WORK TO DO:
Extract each line from the entries below that has the string "Pokok" in it.

LISTING:

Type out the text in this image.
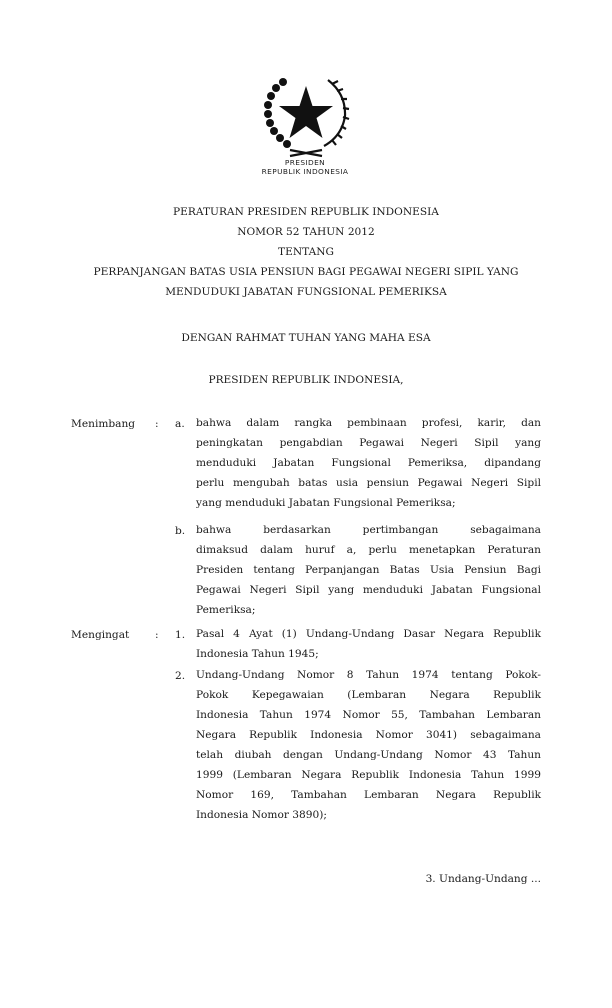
PRESIDEN
REPUBLIK INDONESIA
PERATURAN PRESIDEN REPUBLIK INDONESIA
NOMOR 52 TAHUN 2012
TENTANG
PERPANJANGAN BATAS USIA PENSIUN BAGI PEGAWAI NEGERI SIPIL YANG
MENDUDUKI JABATAN FUNGSIONAL PEMERIKSA
DENGAN RAHMAT TUHAN YANG MAHA ESA
PRESIDEN REPUBLIK INDONESIA,
Menimbang : a. bahwa dalam rangka pembinaan profesi, karir, dan
peningkatan pengabdian Pegawai Negeri Sipil yang
menduduki Jabatan Fungsional Pemeriksa, dipandang
perlu mengubah batas usia pensiun Pegawai Negeri Sipil
yang menduduki Jabatan Fungsional Pemeriksa;
b. bahwa berdasarkan pertimbangan sebagaimana
dimaksud dalam huruf a, perlu menetapkan Peraturan
Presiden tentang Perpanjangan Batas Usia Pensiun Bagi
Pegawai Negeri Sipil yang menduduki Jabatan Fungsional
Pemeriksa;
Mengingat : 1. Pasal 4 Ayat (1) Undang-Undang Dasar Negara Republik
Indonesia Tahun 1945;
2. Undang-Undang Nomor 8 Tahun 1974 tentang Pokok-
Pokok Kepegawaian (Lembaran Negara Republik
Indonesia Tahun 1974 Nomor 55, Tambahan Lembaran
Negara Republik Indonesia Nomor 3041) sebagaimana
telah diubah dengan Undang-Undang Nomor 43 Tahun
1999 (Lembaran Negara Republik Indonesia Tahun 1999
Nomor 169, Tambahan Lembaran Negara Republik
Indonesia Nomor 3890);
3. Undang-Undang ...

SOLUTION TO THIS EXERCISE:
2. Undang-Undang Nomor 8 Tahun 1974 tentang Pokok-
Pokok Kepegawaian (Lembaran Negara Republik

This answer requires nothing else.